STATED TASK — Which lines have the string "asservato"? Copy all of them from the entries below.

GIVEN DATA —

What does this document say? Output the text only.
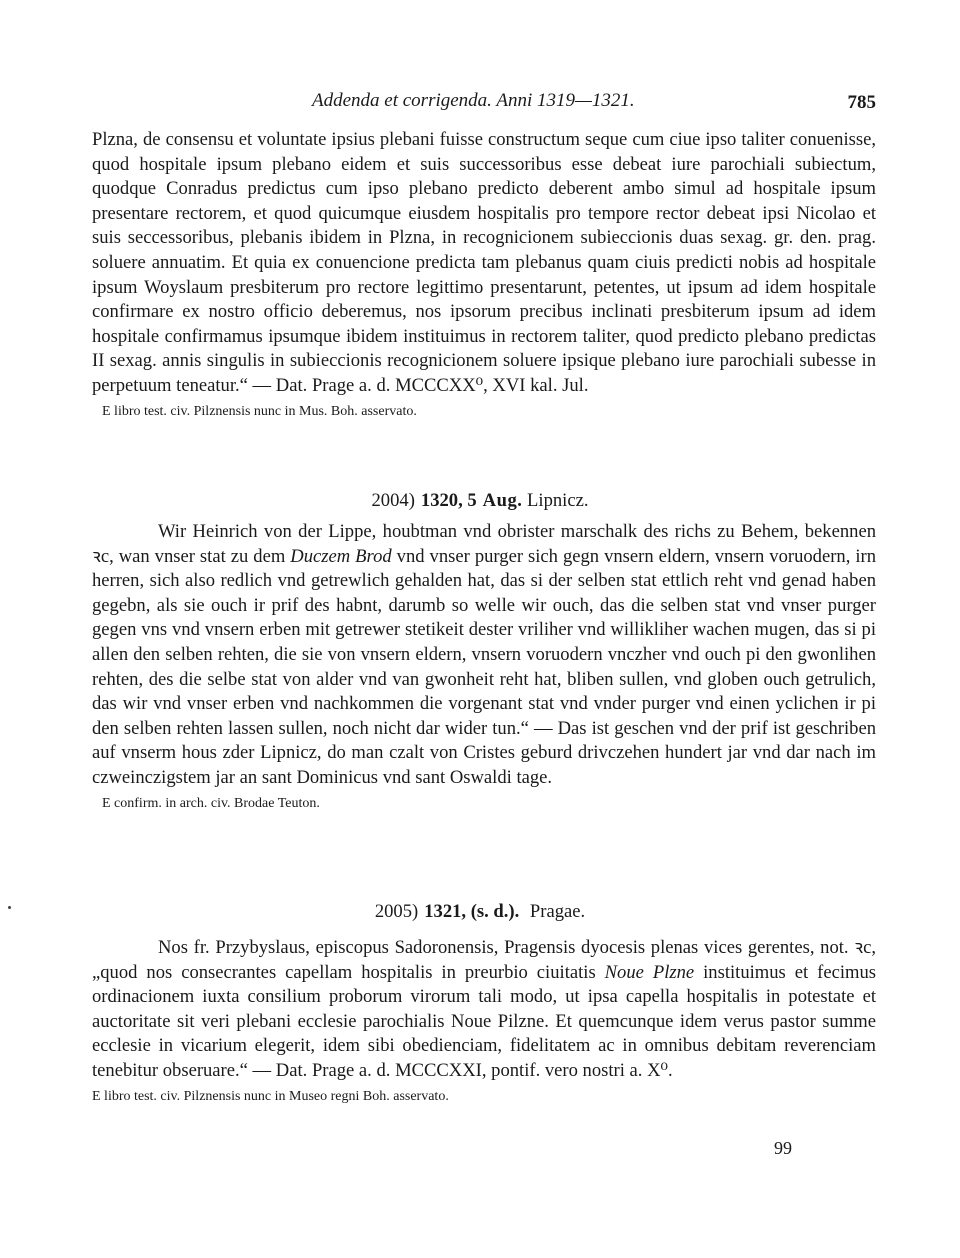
Addenda et corrigenda. Anni 1319—1321.	785

Plzna, de consensu et voluntate ipsius plebani fuisse constructum seque cum ciue ipso taliter conuenisse, quod hospitale ipsum plebano eidem et suis successoribus esse debeat iure parochiali subiectum, quodque Conradus predictus cum ipso plebano predicto deberent ambo simul ad hospitale ipsum presentare rectorem, et quod quicumque eiusdem hospitalis pro tempore rector debeat ipsi Nicolao et suis seccessoribus, plebanis ibidem in Plzna, in recognicionem subieccionis duas sexag. gr. den. prag. soluere annuatim. Et quia ex conuencione predicta tam plebanus quam ciuis predicti nobis ad hospitale ipsum Woyslaum presbiterum pro rectore legittimo presentarunt, petentes, ut ipsum ad idem hospitale confirmare ex nostro officio deberemus, nos ipsorum precibus inclinati presbiterum ipsum ad idem hospitale confirmamus ipsumque ibidem instituimus in rectorem taliter, quod predicto plebano predictas II sexag. annis singulis in subieccionis recognicionem soluere ipsique plebano iure parochiali subesse in perpetuum teneatur.“ — Dat. Prage a. d. MCCCXX⁰, XVI kal. Jul.

E libro test. civ. Pilznensis nunc in Mus. Boh. asservato.

2004) 1320, 5 Aug. Lipnicz.

Wir Heinrich von der Lippe, houbtman vnd obrister marschalk des richs zu Behem, bekennen ꝛc, wan vnser stat zu dem Duczem Brod vnd vnser purger sich gegn vnsern eldern, vnsern voruodern, irn herren, sich also redlich vnd getrewlich gehalden hat, das si der selben stat ettlich reht vnd genad haben gegebn, als sie ouch ir prif des habnt, darumb so welle wir ouch, das die selben stat vnd vnser purger gegen vns vnd vnsern erben mit getrewer stetikeit dester vriliher vnd willikliher wachen mugen, das si pi allen den selben rehten, die sie von vnsern eldern, vnsern voruodern vnczher vnd ouch pi den gwonlihen rehten, des die selbe stat von alder vnd van gwonheit reht hat, bliben sullen, vnd globen ouch getrulich, das wir vnd vnser erben vnd nachkommen die vorgenant stat vnd vnder purger vnd einen yclichen ir pi den selben rehten lassen sullen, noch nicht dar wider tun.“ — Das ist geschen vnd der prif ist geschriben auf vnserm hous zder Lipnicz, do man czalt von Cristes geburd drivczehen hundert jar vnd dar nach im czweinczigstem jar an sant Dominicus vnd sant Oswaldi tage.

E confirm. in arch. civ. Brodae Teuton.

2005) 1321, (s. d.). Pragae.

Nos fr. Przybyslaus, episcopus Sadoronensis, Pragensis dyocesis plenas vices gerentes, not. ꝛc, „quod nos consecrantes capellam hospitalis in preurbio ciuitatis Noue Plzne instituimus et fecimus ordinacionem iuxta consilium proborum virorum tali modo, ut ipsa capella hospitalis in potestate et auctoritate sit veri plebani ecclesie parochialis Noue Pilzne. Et quemcunque idem verus pastor summe ecclesie in vicarium elegerit, idem sibi obedienciam, fidelitatem ac in omnibus debitam reverenciam tenebitur obseruare.“ — Dat. Prage a. d. MCCCXXI, pontif. vero nostri a. X⁰.

E libro test. civ. Pilznensis nunc in Museo regni Boh. asservato.

99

CORRECT OUTPUT —
E libro test. civ. Pilznensis nunc in Mus. Boh. asservato.
E libro test. civ. Pilznensis nunc in Museo regni Boh. asservato.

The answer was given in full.